What you are asked to do: Filter the data for lines with the word "Kingdom", then copy every line so identified.

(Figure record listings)

---

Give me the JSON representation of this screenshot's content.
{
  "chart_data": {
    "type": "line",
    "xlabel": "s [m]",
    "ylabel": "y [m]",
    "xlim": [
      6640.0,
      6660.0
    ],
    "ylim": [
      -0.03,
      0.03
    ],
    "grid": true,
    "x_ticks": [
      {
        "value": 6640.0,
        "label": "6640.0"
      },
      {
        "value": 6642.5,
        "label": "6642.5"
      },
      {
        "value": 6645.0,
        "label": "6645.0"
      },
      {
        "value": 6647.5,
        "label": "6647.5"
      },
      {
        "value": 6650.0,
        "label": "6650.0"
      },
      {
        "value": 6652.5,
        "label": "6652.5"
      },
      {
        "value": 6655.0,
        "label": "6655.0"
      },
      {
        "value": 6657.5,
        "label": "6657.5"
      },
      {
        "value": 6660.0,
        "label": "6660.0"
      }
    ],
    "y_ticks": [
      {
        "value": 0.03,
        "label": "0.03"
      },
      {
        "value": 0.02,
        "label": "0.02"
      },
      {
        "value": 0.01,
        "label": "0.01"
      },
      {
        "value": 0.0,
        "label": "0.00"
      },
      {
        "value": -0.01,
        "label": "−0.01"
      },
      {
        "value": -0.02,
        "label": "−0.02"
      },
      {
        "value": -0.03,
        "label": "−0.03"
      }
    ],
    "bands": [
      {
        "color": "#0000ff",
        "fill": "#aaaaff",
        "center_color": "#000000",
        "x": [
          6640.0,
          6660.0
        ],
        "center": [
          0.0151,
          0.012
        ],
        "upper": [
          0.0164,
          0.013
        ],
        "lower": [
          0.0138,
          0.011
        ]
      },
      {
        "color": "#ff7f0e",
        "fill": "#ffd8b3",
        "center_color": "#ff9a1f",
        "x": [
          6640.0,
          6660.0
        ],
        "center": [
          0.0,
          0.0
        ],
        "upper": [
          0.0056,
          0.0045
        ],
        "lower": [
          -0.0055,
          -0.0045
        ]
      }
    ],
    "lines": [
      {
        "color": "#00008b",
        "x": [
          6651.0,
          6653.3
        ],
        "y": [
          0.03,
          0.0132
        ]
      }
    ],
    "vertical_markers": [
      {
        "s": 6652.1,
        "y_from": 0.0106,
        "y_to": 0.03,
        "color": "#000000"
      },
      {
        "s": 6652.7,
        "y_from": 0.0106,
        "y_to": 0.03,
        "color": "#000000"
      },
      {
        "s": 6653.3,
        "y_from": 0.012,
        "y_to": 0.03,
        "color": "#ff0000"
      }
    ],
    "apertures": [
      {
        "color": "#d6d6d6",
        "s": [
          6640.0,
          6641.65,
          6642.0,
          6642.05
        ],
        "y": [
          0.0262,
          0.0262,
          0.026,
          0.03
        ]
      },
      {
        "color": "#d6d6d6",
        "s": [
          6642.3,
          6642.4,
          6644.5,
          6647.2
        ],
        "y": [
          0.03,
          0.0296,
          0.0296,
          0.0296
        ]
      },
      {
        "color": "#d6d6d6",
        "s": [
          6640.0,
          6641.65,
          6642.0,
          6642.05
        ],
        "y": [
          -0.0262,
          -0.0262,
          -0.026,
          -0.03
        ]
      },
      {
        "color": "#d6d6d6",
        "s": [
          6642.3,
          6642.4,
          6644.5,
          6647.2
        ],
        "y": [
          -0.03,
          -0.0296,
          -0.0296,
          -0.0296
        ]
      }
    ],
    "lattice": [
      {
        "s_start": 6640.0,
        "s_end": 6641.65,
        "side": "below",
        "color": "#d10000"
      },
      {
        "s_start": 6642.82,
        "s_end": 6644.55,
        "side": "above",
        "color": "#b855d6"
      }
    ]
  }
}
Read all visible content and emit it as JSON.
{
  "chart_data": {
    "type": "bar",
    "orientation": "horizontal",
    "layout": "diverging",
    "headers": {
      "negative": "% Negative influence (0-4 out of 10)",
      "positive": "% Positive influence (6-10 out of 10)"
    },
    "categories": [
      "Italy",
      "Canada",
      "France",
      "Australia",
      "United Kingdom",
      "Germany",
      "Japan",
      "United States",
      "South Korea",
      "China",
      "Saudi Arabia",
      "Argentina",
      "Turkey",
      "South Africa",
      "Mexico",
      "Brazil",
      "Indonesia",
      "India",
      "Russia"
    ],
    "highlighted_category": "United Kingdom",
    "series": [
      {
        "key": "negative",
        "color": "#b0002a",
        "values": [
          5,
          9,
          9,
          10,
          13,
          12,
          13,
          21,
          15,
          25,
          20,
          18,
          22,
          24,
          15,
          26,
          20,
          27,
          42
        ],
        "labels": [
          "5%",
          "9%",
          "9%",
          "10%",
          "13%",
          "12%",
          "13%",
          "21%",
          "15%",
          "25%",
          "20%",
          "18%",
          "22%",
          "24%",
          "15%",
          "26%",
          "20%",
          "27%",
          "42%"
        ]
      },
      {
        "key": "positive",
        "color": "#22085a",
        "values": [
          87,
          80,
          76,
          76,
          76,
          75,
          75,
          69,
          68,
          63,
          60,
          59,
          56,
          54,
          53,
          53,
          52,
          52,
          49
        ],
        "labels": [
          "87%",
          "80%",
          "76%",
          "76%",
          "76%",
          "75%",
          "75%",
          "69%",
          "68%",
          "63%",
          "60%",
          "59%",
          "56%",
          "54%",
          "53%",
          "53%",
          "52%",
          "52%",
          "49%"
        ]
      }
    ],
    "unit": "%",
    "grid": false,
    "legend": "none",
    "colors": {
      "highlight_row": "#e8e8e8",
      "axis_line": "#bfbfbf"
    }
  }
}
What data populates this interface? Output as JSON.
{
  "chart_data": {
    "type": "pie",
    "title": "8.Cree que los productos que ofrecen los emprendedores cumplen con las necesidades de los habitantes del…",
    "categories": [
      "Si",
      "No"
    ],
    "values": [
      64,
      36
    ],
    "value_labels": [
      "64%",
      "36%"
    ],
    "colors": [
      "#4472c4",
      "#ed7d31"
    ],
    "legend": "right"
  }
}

---

Solution for this task:
      "United Kingdom",
    "highlighted_category": "United Kingdom",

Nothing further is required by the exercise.